Start THE DATA

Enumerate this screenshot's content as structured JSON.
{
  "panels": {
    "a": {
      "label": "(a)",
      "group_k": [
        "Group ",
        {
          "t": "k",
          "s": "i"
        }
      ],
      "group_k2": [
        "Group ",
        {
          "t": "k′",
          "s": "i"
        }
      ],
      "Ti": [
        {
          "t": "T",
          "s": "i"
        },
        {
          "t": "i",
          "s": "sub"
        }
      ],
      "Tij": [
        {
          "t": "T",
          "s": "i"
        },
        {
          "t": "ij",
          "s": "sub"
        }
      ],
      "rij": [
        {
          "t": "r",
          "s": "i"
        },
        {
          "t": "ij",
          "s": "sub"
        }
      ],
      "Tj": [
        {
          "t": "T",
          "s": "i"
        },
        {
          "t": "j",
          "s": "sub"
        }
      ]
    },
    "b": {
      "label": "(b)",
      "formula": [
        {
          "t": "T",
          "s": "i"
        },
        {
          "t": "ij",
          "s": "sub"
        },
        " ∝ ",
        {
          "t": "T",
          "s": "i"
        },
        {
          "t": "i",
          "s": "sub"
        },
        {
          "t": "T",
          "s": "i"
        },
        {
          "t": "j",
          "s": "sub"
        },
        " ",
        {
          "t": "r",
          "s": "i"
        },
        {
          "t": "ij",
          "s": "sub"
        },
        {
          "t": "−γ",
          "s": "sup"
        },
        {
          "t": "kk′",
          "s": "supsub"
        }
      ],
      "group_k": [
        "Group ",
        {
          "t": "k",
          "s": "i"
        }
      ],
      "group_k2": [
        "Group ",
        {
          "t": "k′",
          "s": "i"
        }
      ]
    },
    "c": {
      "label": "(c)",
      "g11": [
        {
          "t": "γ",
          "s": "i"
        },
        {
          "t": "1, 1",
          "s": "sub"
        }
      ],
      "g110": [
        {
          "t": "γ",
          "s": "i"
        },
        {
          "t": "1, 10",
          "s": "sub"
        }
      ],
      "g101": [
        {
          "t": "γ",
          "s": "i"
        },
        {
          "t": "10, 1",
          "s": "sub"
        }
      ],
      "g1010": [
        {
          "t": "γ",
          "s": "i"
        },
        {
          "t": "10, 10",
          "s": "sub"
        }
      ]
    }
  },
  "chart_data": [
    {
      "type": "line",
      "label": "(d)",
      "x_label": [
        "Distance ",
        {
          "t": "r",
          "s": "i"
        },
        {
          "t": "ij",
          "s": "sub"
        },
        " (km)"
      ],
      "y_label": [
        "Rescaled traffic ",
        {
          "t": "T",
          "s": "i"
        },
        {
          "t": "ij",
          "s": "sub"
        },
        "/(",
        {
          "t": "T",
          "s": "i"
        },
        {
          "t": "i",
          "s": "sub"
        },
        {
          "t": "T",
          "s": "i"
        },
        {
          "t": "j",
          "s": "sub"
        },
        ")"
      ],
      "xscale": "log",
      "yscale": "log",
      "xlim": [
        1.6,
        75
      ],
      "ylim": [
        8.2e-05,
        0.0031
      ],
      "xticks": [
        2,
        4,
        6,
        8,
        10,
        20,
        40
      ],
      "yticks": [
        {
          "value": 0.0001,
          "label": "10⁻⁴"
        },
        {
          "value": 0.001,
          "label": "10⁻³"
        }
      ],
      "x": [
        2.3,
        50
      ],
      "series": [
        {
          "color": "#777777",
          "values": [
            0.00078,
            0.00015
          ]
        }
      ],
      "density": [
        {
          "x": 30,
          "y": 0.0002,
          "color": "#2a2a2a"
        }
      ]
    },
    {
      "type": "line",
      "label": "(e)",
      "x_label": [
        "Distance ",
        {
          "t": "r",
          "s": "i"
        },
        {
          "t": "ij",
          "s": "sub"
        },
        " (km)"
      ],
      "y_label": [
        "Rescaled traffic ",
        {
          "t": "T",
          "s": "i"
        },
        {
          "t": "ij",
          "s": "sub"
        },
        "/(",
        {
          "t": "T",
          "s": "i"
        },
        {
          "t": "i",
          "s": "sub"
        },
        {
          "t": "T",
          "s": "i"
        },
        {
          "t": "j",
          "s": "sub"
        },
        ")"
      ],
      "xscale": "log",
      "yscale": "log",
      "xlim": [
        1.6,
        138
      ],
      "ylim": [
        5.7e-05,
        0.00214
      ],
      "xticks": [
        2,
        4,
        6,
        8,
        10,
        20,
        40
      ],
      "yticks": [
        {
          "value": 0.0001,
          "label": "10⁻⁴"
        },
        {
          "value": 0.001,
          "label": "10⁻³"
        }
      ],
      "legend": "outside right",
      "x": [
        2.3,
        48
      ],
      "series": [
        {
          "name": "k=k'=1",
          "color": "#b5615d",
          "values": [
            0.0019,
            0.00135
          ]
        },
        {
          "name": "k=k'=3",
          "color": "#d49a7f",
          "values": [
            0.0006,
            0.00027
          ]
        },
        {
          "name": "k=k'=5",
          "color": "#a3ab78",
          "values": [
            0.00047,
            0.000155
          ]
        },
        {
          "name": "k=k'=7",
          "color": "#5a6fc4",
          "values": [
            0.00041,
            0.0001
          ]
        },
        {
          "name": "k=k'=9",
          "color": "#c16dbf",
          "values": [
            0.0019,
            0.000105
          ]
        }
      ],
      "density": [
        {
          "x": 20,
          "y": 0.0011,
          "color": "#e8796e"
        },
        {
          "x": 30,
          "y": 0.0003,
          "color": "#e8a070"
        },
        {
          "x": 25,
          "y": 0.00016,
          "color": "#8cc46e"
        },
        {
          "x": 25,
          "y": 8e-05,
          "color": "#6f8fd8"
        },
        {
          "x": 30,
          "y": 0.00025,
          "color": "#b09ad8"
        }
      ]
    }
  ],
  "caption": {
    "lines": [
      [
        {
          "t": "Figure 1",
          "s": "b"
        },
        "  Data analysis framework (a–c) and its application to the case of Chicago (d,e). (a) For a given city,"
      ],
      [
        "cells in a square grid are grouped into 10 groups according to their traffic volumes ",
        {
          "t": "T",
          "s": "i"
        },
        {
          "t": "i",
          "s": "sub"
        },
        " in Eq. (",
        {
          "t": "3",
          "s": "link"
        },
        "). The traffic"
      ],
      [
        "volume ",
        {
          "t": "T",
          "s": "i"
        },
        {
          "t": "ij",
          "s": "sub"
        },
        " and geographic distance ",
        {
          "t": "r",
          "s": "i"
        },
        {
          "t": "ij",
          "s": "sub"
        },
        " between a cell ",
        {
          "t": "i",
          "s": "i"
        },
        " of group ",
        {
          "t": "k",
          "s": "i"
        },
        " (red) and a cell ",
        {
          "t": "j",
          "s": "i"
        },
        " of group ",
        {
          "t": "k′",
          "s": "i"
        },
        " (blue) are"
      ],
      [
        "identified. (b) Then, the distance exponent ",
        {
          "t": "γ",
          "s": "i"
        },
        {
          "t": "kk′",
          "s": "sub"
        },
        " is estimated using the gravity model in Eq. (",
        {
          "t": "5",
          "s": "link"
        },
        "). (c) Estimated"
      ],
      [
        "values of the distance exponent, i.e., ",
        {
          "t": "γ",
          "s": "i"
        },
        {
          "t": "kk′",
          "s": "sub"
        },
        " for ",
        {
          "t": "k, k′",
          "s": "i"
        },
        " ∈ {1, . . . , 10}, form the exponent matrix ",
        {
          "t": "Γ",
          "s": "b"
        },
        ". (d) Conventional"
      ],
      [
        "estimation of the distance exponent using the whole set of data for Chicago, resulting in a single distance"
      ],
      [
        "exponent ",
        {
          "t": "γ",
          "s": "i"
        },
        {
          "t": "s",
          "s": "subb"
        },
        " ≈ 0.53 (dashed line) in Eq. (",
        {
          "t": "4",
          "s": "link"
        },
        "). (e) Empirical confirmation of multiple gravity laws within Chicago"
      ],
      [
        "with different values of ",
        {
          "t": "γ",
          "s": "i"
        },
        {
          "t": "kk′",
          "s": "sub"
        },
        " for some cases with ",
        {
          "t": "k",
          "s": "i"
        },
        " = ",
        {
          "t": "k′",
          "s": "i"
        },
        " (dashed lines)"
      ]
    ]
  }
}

End THE DATA

### [CHALLENGE]
Note each line of the entries that has "name" in it, and copy those lines.

### [SOLUTION TO THE PROBLEM]
          "name": "k=k'=1",
          "name": "k=k'=3",
          "name": "k=k'=5",
          "name": "k=k'=7",
          "name": "k=k'=9",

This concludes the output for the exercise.